▶ _Exercise brief_
Can you output the material exactly as written, minus any pictures it holds?

——

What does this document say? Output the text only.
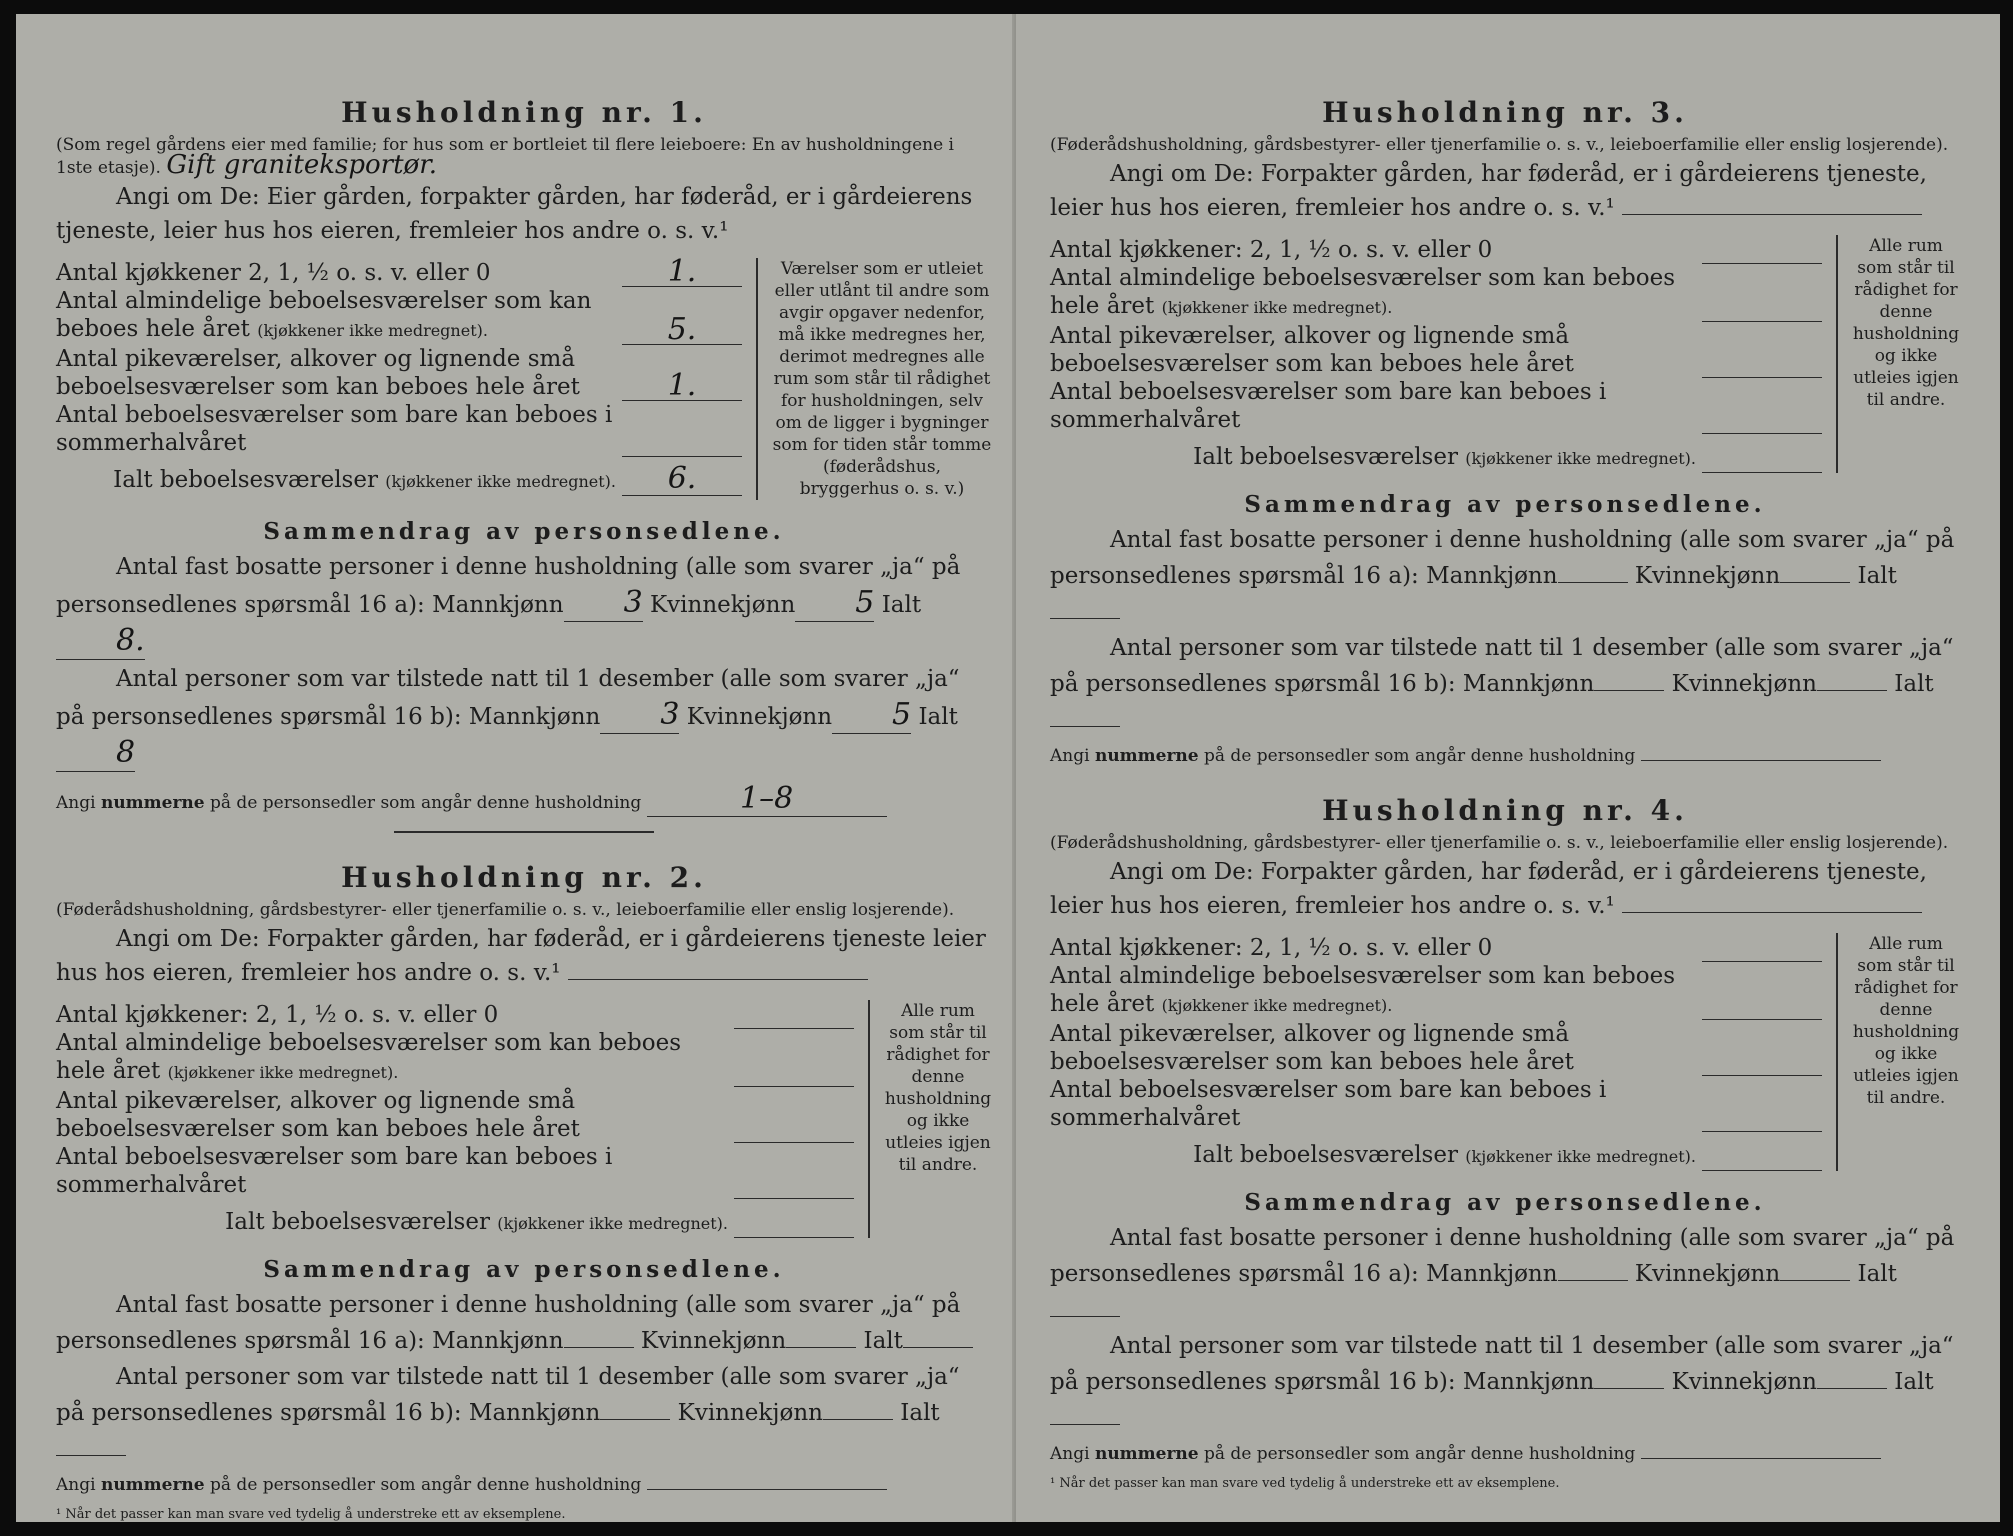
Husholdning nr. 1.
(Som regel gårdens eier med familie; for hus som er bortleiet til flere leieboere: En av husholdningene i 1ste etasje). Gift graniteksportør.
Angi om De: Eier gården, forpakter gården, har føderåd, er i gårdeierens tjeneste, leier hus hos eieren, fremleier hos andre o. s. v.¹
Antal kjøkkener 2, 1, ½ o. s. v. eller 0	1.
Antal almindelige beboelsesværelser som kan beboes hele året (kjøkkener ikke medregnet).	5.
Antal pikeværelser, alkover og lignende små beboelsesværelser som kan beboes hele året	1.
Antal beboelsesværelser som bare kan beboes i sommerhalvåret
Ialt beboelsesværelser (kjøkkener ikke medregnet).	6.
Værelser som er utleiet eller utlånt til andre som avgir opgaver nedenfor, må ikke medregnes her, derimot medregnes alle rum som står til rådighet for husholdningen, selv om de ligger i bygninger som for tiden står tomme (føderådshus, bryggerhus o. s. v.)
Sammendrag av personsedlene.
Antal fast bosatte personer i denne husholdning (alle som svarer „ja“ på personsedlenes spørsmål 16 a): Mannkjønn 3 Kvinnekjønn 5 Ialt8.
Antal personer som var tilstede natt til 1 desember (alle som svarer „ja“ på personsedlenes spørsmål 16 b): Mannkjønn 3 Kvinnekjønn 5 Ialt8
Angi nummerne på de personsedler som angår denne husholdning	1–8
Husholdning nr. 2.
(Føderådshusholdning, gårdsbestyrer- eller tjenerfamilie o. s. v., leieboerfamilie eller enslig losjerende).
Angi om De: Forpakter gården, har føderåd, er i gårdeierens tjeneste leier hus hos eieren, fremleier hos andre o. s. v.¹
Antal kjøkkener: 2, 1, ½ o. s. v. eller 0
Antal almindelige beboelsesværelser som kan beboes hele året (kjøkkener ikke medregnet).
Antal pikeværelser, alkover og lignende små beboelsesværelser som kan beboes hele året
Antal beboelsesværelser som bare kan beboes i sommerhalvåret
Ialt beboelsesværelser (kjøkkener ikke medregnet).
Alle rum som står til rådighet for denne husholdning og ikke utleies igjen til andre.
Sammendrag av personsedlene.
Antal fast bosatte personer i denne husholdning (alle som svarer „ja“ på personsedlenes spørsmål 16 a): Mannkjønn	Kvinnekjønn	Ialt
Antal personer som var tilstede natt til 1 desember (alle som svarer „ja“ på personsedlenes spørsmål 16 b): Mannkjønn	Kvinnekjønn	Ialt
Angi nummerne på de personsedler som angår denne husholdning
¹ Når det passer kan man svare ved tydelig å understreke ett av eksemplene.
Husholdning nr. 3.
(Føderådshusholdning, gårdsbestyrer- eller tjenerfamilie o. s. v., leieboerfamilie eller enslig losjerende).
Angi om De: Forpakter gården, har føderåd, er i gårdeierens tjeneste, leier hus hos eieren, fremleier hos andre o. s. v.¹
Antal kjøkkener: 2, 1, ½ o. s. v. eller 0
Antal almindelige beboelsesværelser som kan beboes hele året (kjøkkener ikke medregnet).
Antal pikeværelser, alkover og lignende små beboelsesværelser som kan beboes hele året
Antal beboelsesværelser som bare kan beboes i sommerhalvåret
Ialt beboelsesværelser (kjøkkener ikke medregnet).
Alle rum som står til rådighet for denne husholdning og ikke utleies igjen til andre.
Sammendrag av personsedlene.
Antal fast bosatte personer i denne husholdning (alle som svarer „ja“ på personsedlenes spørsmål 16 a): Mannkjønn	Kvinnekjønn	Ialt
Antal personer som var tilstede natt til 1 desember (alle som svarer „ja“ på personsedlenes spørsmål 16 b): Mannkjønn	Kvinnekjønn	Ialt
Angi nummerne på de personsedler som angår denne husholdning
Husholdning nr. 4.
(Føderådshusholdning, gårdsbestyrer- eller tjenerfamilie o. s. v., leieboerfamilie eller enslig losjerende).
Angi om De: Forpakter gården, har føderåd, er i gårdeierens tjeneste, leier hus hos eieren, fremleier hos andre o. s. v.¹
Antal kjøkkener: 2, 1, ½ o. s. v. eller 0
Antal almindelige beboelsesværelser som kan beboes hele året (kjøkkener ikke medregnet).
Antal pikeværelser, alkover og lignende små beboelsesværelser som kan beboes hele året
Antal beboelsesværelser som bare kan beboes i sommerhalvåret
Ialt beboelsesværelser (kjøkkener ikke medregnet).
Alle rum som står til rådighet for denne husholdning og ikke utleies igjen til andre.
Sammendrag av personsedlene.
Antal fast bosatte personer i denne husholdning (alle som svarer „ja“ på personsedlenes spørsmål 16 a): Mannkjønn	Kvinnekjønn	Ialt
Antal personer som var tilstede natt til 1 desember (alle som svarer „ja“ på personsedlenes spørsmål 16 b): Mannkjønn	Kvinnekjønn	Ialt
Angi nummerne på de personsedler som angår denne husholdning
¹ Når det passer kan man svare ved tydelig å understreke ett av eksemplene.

——

▶ _The output_
What does this document say? Output the text only.
Husholdning nr. 1.
(Som regel gårdens eier med familie; for hus som er bortleiet til flere leieboere: En av husholdningene i 1ste etasje). Gift graniteksportør.
Angi om De: Eier gården, forpakter gården, har føderåd, er i gårdeierens tjeneste, leier hus hos eieren, fremleier hos andre o. s. v.¹
Antal kjøkkener 2, 1, ½ o. s. v. eller 0	1.
Antal almindelige beboelsesværelser som kan beboes hele året (kjøkkener ikke medregnet).	5.
Antal pikeværelser, alkover og lignende små beboelsesværelser som kan beboes hele året	1.
Antal beboelsesværelser som bare kan beboes i sommerhalvåret
Ialt beboelsesværelser (kjøkkener ikke medregnet).	6.
Værelser som er utleiet eller utlånt til andre som avgir opgaver nedenfor, må ikke medregnes her, derimot medregnes alle rum som står til rådighet for husholdningen, selv om de ligger i bygninger som for tiden står tomme (føderådshus, bryggerhus o. s. v.)
Sammendrag av personsedlene.
Antal fast bosatte personer i denne husholdning (alle som svarer „ja“ på personsedlenes spørsmål 16 a): Mannkjønn 3 Kvinnekjønn 5 Ialt8.
Antal personer som var tilstede natt til 1 desember (alle som svarer „ja“ på personsedlenes spørsmål 16 b): Mannkjønn 3 Kvinnekjønn 5 Ialt8
Angi nummerne på de personsedler som angår denne husholdning	1–8
Husholdning nr. 2.
(Føderådshusholdning, gårdsbestyrer- eller tjenerfamilie o. s. v., leieboerfamilie eller enslig losjerende).
Angi om De: Forpakter gården, har føderåd, er i gårdeierens tjeneste leier hus hos eieren, fremleier hos andre o. s. v.¹
Antal kjøkkener: 2, 1, ½ o. s. v. eller 0
Antal almindelige beboelsesværelser som kan beboes hele året (kjøkkener ikke medregnet).
Antal pikeværelser, alkover og lignende små beboelsesværelser som kan beboes hele året
Antal beboelsesværelser som bare kan beboes i sommerhalvåret
Ialt beboelsesværelser (kjøkkener ikke medregnet).
Alle rum som står til rådighet for denne husholdning og ikke utleies igjen til andre.
Sammendrag av personsedlene.
Antal fast bosatte personer i denne husholdning (alle som svarer „ja“ på personsedlenes spørsmål 16 a): Mannkjønn	Kvinnekjønn	Ialt
Antal personer som var tilstede natt til 1 desember (alle som svarer „ja“ på personsedlenes spørsmål 16 b): Mannkjønn	Kvinnekjønn	Ialt
Angi nummerne på de personsedler som angår denne husholdning
¹ Når det passer kan man svare ved tydelig å understreke ett av eksemplene.
Husholdning nr. 3.
(Føderådshusholdning, gårdsbestyrer- eller tjenerfamilie o. s. v., leieboerfamilie eller enslig losjerende).
Angi om De: Forpakter gården, har føderåd, er i gårdeierens tjeneste, leier hus hos eieren, fremleier hos andre o. s. v.¹
Antal kjøkkener: 2, 1, ½ o. s. v. eller 0
Antal almindelige beboelsesværelser som kan beboes hele året (kjøkkener ikke medregnet).
Antal pikeværelser, alkover og lignende små beboelsesværelser som kan beboes hele året
Antal beboelsesværelser som bare kan beboes i sommerhalvåret
Ialt beboelsesværelser (kjøkkener ikke medregnet).
Alle rum som står til rådighet for denne husholdning og ikke utleies igjen til andre.
Sammendrag av personsedlene.
Antal fast bosatte personer i denne husholdning (alle som svarer „ja“ på personsedlenes spørsmål 16 a): Mannkjønn	Kvinnekjønn	Ialt
Antal personer som var tilstede natt til 1 desember (alle som svarer „ja“ på personsedlenes spørsmål 16 b): Mannkjønn	Kvinnekjønn	Ialt
Angi nummerne på de personsedler som angår denne husholdning
Husholdning nr. 4.
(Føderådshusholdning, gårdsbestyrer- eller tjenerfamilie o. s. v., leieboerfamilie eller enslig losjerende).
Angi om De: Forpakter gården, har føderåd, er i gårdeierens tjeneste, leier hus hos eieren, fremleier hos andre o. s. v.¹
Antal kjøkkener: 2, 1, ½ o. s. v. eller 0
Antal almindelige beboelsesværelser som kan beboes hele året (kjøkkener ikke medregnet).
Antal pikeværelser, alkover og lignende små beboelsesværelser som kan beboes hele året
Antal beboelsesværelser som bare kan beboes i sommerhalvåret
Ialt beboelsesværelser (kjøkkener ikke medregnet).
Alle rum som står til rådighet for denne husholdning og ikke utleies igjen til andre.
Sammendrag av personsedlene.
Antal fast bosatte personer i denne husholdning (alle som svarer „ja“ på personsedlenes spørsmål 16 a): Mannkjønn	Kvinnekjønn	Ialt
Antal personer som var tilstede natt til 1 desember (alle som svarer „ja“ på personsedlenes spørsmål 16 b): Mannkjønn	Kvinnekjønn	Ialt
Angi nummerne på de personsedler som angår denne husholdning
¹ Når det passer kan man svare ved tydelig å understreke ett av eksemplene.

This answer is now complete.